§ TASK BRIEF: Go through the records and copy each line where the word "amarilla" occurs.

— Start of EXTRACTED RECORDS —

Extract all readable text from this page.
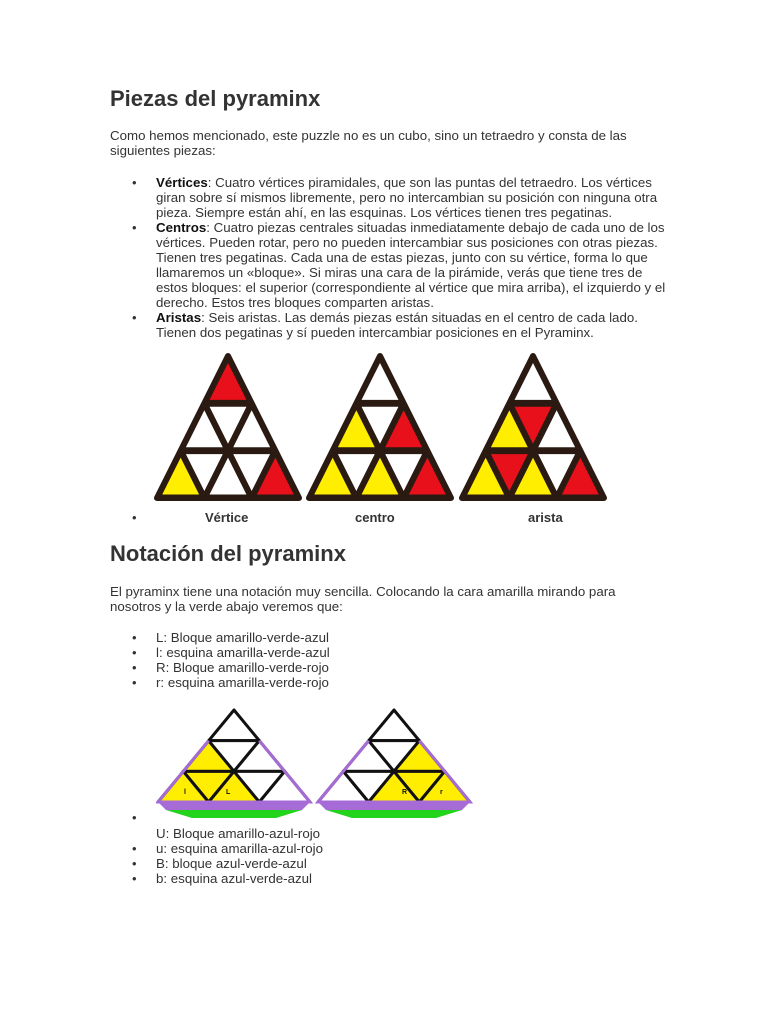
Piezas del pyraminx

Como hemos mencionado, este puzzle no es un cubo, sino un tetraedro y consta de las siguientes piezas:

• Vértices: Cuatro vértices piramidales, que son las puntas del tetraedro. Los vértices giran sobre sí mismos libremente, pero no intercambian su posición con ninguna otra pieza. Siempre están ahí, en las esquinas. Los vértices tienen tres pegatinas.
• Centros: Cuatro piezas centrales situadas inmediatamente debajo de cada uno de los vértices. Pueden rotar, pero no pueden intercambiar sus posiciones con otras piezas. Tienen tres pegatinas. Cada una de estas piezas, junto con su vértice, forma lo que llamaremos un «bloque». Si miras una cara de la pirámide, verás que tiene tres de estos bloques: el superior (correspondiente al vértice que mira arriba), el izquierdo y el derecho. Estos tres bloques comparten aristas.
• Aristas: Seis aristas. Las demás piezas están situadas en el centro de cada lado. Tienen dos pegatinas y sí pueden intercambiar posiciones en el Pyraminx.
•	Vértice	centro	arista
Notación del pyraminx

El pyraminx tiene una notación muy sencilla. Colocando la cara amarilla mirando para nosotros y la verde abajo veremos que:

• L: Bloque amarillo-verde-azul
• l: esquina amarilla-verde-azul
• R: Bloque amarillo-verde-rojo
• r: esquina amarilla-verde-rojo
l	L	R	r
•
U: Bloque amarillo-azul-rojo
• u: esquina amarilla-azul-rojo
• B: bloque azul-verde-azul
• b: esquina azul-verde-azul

— End of EXTRACTED RECORDS —

§ THE COMPLETED TASK:
El pyraminx tiene una notación muy sencilla. Colocando la cara amarilla mirando para nosotros y la verde abajo veremos que:
• l: esquina amarilla-verde-azul
• r: esquina amarilla-verde-rojo
• u: esquina amarilla-azul-rojo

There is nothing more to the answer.